[Stored records]
start
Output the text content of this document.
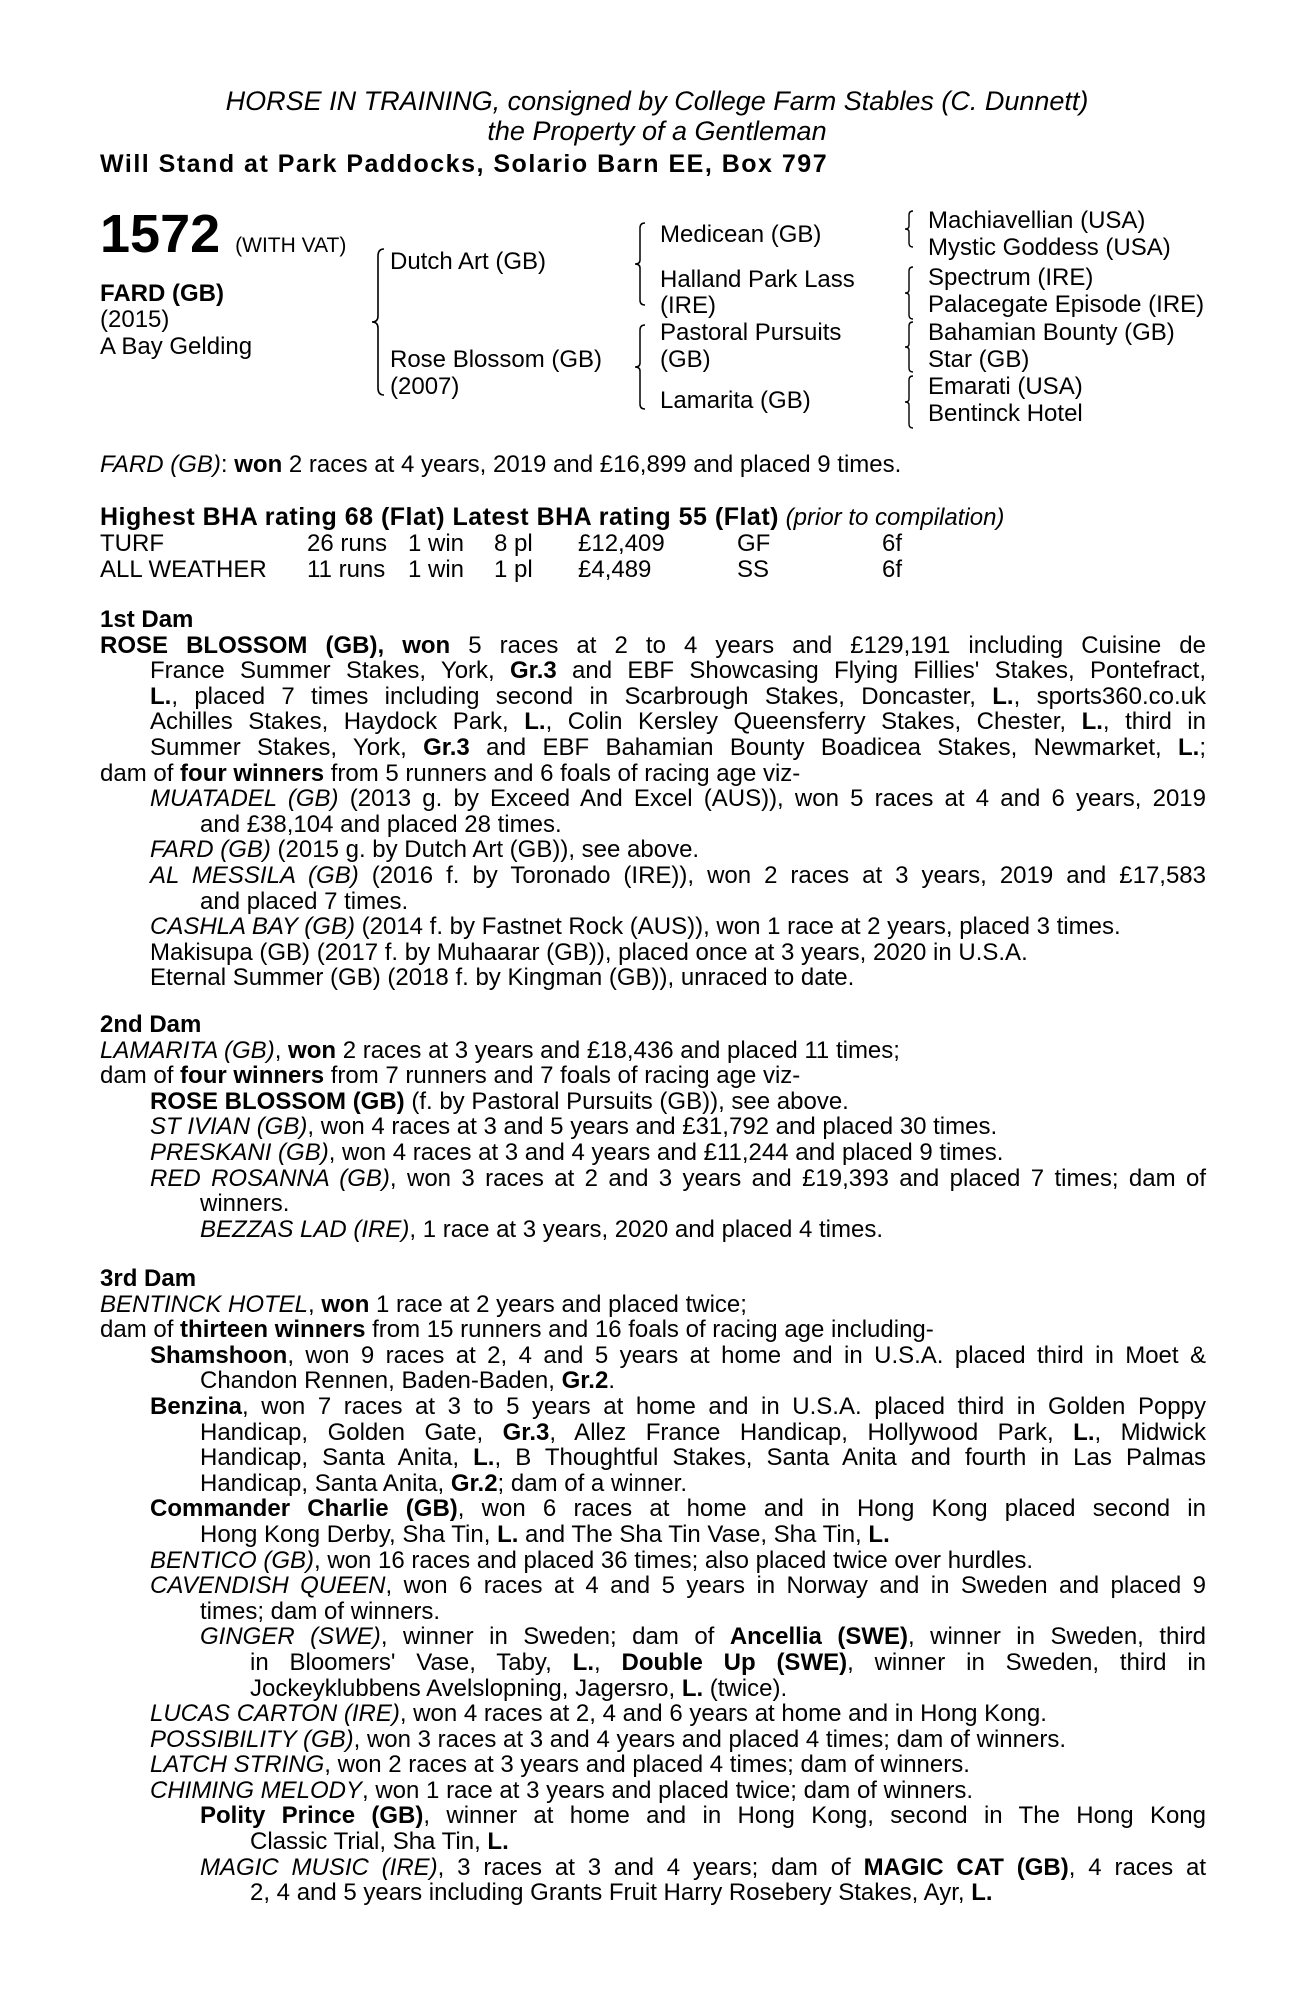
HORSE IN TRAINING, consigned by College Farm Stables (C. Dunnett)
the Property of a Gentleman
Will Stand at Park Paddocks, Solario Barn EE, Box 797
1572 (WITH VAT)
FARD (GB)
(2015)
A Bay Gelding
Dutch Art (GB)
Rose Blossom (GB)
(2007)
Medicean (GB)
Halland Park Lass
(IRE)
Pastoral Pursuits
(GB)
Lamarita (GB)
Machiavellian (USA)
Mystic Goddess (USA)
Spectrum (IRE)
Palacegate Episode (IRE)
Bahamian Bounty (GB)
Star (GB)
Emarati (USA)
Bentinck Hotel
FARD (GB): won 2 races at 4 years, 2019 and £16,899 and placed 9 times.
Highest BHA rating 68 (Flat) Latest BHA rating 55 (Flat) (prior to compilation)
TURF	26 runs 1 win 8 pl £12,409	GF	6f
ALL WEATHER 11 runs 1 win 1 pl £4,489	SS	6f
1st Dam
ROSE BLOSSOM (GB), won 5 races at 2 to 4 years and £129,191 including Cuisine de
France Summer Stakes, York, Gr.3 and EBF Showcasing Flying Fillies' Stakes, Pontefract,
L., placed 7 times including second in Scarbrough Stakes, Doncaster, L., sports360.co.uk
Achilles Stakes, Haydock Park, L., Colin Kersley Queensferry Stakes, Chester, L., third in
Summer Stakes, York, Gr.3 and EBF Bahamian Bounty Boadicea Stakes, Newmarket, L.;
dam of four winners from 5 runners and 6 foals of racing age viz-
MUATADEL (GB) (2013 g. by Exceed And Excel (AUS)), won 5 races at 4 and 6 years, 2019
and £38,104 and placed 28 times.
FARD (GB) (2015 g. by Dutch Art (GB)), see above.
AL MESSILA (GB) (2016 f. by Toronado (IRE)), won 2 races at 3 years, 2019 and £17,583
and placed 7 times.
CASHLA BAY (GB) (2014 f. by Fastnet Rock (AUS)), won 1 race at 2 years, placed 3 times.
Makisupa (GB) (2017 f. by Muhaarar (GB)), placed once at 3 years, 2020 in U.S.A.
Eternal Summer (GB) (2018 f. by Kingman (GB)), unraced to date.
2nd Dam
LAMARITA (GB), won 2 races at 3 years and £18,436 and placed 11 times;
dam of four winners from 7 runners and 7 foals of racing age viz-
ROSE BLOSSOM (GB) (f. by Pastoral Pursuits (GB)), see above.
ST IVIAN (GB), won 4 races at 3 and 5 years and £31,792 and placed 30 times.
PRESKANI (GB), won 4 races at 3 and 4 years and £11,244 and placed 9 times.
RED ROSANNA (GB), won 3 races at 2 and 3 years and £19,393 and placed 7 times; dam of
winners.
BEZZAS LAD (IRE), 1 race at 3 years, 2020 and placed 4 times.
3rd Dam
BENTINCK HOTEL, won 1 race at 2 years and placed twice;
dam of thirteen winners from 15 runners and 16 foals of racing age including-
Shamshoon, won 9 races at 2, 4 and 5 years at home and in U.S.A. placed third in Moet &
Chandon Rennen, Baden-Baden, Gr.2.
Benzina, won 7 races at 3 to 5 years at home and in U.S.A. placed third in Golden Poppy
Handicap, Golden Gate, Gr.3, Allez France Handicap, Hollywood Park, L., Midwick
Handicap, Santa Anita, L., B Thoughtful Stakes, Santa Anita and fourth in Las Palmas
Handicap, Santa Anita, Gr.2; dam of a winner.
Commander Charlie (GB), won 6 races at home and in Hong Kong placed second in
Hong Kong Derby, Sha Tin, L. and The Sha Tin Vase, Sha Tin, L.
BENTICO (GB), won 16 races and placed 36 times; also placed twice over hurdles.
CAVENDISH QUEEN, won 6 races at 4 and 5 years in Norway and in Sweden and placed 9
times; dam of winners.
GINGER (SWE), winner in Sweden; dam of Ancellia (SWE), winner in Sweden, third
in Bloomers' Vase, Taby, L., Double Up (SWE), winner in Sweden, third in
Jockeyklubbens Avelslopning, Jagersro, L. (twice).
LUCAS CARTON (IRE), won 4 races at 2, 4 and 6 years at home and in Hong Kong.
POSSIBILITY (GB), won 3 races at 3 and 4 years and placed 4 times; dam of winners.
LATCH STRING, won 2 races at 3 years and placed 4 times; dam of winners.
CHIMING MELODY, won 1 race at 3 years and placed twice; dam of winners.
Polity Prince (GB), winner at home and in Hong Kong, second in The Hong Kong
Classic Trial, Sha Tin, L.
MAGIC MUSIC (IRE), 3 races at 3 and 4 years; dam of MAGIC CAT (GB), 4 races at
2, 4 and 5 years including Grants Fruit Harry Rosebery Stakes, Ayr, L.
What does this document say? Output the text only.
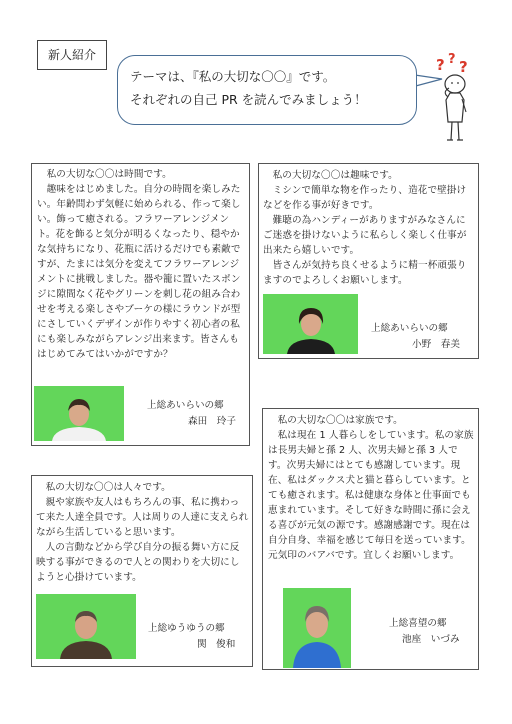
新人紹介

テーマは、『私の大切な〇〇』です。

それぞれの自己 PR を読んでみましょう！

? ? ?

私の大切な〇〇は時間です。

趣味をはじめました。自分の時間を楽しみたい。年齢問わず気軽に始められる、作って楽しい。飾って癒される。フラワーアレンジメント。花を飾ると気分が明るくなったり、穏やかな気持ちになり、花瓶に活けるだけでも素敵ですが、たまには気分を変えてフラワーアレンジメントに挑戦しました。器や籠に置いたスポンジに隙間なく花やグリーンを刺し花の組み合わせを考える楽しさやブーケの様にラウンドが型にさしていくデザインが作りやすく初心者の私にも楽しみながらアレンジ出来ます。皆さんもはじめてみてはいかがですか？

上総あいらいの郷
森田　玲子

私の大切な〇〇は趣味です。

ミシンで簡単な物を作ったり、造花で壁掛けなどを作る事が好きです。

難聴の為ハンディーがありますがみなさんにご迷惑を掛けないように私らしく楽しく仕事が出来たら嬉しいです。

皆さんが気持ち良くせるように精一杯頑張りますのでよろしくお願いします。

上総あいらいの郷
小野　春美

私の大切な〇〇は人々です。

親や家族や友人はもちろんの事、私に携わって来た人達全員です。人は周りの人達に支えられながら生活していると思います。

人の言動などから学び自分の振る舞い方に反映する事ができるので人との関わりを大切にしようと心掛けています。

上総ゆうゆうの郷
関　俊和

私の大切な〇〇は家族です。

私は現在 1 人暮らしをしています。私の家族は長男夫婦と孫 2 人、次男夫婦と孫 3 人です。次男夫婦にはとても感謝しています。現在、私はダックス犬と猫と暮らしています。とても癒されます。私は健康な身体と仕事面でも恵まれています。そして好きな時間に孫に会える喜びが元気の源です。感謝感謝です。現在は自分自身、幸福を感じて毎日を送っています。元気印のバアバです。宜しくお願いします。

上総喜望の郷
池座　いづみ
end
**EXERCISE**.
Gather up the lines that contain the word "Santa".

**COMPLETED EXERCISE**.
Handicap, Santa Anita, L., B Thoughtful Stakes, Santa Anita and fourth in Las Palmas
Handicap, Santa Anita, Gr.2; dam of a winner.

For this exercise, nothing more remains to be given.